#### What this task involves:
Retype each of the rows below without changing a single character.

#### Saved entries:
***
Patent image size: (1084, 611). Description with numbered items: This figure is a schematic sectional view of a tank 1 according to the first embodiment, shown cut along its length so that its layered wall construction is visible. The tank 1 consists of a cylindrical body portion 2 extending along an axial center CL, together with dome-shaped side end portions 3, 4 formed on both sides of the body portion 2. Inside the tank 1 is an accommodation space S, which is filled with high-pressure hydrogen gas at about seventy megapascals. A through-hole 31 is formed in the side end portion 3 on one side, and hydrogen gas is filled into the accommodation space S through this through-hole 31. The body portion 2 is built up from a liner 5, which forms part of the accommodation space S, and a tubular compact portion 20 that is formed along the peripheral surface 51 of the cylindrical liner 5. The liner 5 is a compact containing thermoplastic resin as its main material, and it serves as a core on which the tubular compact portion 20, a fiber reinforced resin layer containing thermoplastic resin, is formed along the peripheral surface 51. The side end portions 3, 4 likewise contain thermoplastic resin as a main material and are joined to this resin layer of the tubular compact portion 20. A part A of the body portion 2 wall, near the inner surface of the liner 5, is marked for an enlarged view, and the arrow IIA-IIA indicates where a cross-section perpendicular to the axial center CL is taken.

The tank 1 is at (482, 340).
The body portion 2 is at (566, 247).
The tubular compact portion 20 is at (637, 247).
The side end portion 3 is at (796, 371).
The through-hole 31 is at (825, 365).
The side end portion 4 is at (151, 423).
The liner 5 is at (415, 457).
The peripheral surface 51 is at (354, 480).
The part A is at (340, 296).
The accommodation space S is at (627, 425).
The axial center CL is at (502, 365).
***
#### Solution to this problem:
Patent image size: (1084, 611). Description with numbered items: This figure is a schematic sectional view of a tank 1 according to the first embodiment, shown cut along its length so that its layered wall construction is visible. The tank 1 consists of a cylindrical body portion 2 extending along an axial center CL, together with dome-shaped side end portions 3, 4 formed on both sides of the body portion 2. Inside the tank 1 is an accommodation space S, which is filled with high-pressure hydrogen gas at about seventy megapascals. A through-hole 31 is formed in the side end portion 3 on one side, and hydrogen gas is filled into the accommodation space S through this through-hole 31. The body portion 2 is built up from a liner 5, which forms part of the accommodation space S, and a tubular compact portion 20 that is formed along the peripheral surface 51 of the cylindrical liner 5. The liner 5 is a compact containing thermoplastic resin as its main material, and it serves as a core on which the tubular compact portion 20, a fiber reinforced resin layer containing thermoplastic resin, is formed along the peripheral surface 51. The side end portions 3, 4 likewise contain thermoplastic resin as a main material and are joined to this resin layer of the tubular compact portion 20. A part A of the body portion 2 wall, near the inner surface of the liner 5, is marked for an enlarged view, and the arrow IIA-IIA indicates where a cross-section perpendicular to the axial center CL is taken.

The tank 1 is at (482, 340).
The body portion 2 is at (566, 247).
The tubular compact portion 20 is at (637, 247).
The side end portion 3 is at (796, 371).
The through-hole 31 is at (825, 365).
The side end portion 4 is at (151, 423).
The liner 5 is at (415, 457).
The peripheral surface 51 is at (354, 480).
The part A is at (340, 296).
The accommodation space S is at (627, 425).
The axial center CL is at (502, 365).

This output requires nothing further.